## DATASET RECORDS
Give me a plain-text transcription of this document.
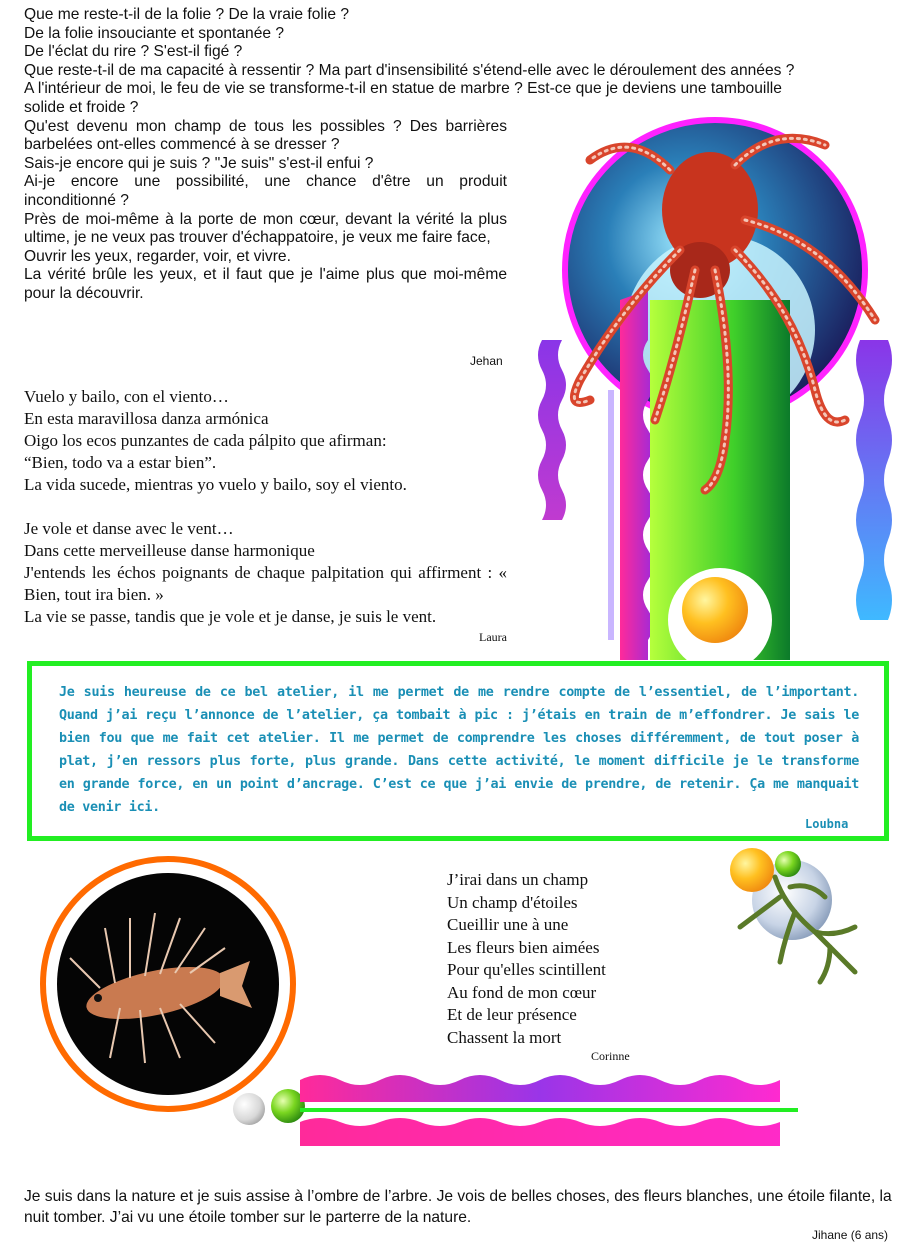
Que me reste-t-il de la folie ? De la vraie folie ?
De la folie insouciante et spontanée ?
De l'éclat du rire ? S'est-il figé ?
Que reste-t-il de ma capacité à ressentir ? Ma part d'insensibilité s'étend-elle avec le déroulement des années ?
A l'intérieur de moi, le feu de vie se transforme-t-il en statue de marbre ? Est-ce que je deviens une tambouille
solide et froide ?
Qu'est devenu mon champ de tous les possibles ? Des barrières barbelées ont-elles commencé à se dresser ?
Sais-je encore qui je suis ? "Je suis" s'est-il enfui ?
Ai-je encore une possibilité, une chance d'être un produit inconditionné ?
Près de moi-même à la porte de mon cœur, devant la vérité la plus ultime, je ne veux pas trouver d'échappatoire, je veux me faire face,
Ouvrir les yeux, regarder, voir, et vivre.
La vérité brûle les yeux, et il faut que je l'aime plus que moi-même pour la découvrir.
Jehan
Vuelo y bailo, con el viento…
En esta maravillosa danza armónica
Oigo los ecos punzantes de cada pálpito que afirman:
“Bien, todo va a estar bien”.
La vida sucede, mientras yo vuelo y bailo, soy el viento.
Je vole et danse avec le vent…
Dans cette merveilleuse danse harmonique
J'entends les échos poignants de chaque palpitation qui affirment : « Bien, tout ira bien. »
La vie se passe, tandis que je vole et je danse, je suis le vent.
Laura
Je suis heureuse de ce bel atelier, il me permet de me rendre compte de l’essentiel, de l’important. Quand j’ai reçu l’annonce de l’atelier, ça tombait à pic : j’étais en train de m’effondrer. Je sais le bien fou que me fait cet atelier. Il me permet de comprendre les choses différemment, de tout poser à plat, j’en ressors plus forte, plus grande. Dans cette activité, le moment difficile je le transforme en grande force, en un point d’ancrage. C’est ce que j’ai envie de prendre, de retenir. Ça me manquait de venir ici.
Loubna
J’irai dans un champ
Un champ d'étoiles
Cueillir une à une
Les fleurs bien aimées
Pour qu'elles scintillent
Au fond de mon cœur
Et de leur présence
Chassent la mort
Corinne
Je suis dans la nature et je suis assise à l’ombre de l’arbre. Je vois de belles choses, des fleurs blanches, une étoile filante, la nuit tomber. J’ai vu une étoile tomber sur le parterre de la nature.
Jihane (6 ans)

## TASK INSTRUCTIONS
Reproduce all of the entries word for word, skipping any pictures they hold.

## THE COMPLETED TASK
Give me a plain-text transcription of this document.
Que me reste-t-il de la folie ? De la vraie folie ?
De la folie insouciante et spontanée ?
De l'éclat du rire ? S'est-il figé ?
Que reste-t-il de ma capacité à ressentir ? Ma part d'insensibilité s'étend-elle avec le déroulement des années ?
A l'intérieur de moi, le feu de vie se transforme-t-il en statue de marbre ? Est-ce que je deviens une tambouille
solide et froide ?
Qu'est devenu mon champ de tous les possibles ? Des barrières barbelées ont-elles commencé à se dresser ?
Sais-je encore qui je suis ? "Je suis" s'est-il enfui ?
Ai-je encore une possibilité, une chance d'être un produit inconditionné ?
Près de moi-même à la porte de mon cœur, devant la vérité la plus ultime, je ne veux pas trouver d'échappatoire, je veux me faire face,
Ouvrir les yeux, regarder, voir, et vivre.
La vérité brûle les yeux, et il faut que je l'aime plus que moi-même pour la découvrir.
Jehan
Vuelo y bailo, con el viento…
En esta maravillosa danza armónica
Oigo los ecos punzantes de cada pálpito que afirman:
“Bien, todo va a estar bien”.
La vida sucede, mientras yo vuelo y bailo, soy el viento.
Je vole et danse avec le vent…
Dans cette merveilleuse danse harmonique
J'entends les échos poignants de chaque palpitation qui affirment : « Bien, tout ira bien. »
La vie se passe, tandis que je vole et je danse, je suis le vent.
Laura
Je suis heureuse de ce bel atelier, il me permet de me rendre compte de l’essentiel, de l’important. Quand j’ai reçu l’annonce de l’atelier, ça tombait à pic : j’étais en train de m’effondrer. Je sais le bien fou que me fait cet atelier. Il me permet de comprendre les choses différemment, de tout poser à plat, j’en ressors plus forte, plus grande. Dans cette activité, le moment difficile je le transforme en grande force, en un point d’ancrage. C’est ce que j’ai envie de prendre, de retenir. Ça me manquait de venir ici.
Loubna
J’irai dans un champ
Un champ d'étoiles
Cueillir une à une
Les fleurs bien aimées
Pour qu'elles scintillent
Au fond de mon cœur
Et de leur présence
Chassent la mort
Corinne
Je suis dans la nature et je suis assise à l’ombre de l’arbre. Je vois de belles choses, des fleurs blanches, une étoile filante, la nuit tomber. J’ai vu une étoile tomber sur le parterre de la nature.
Jihane (6 ans)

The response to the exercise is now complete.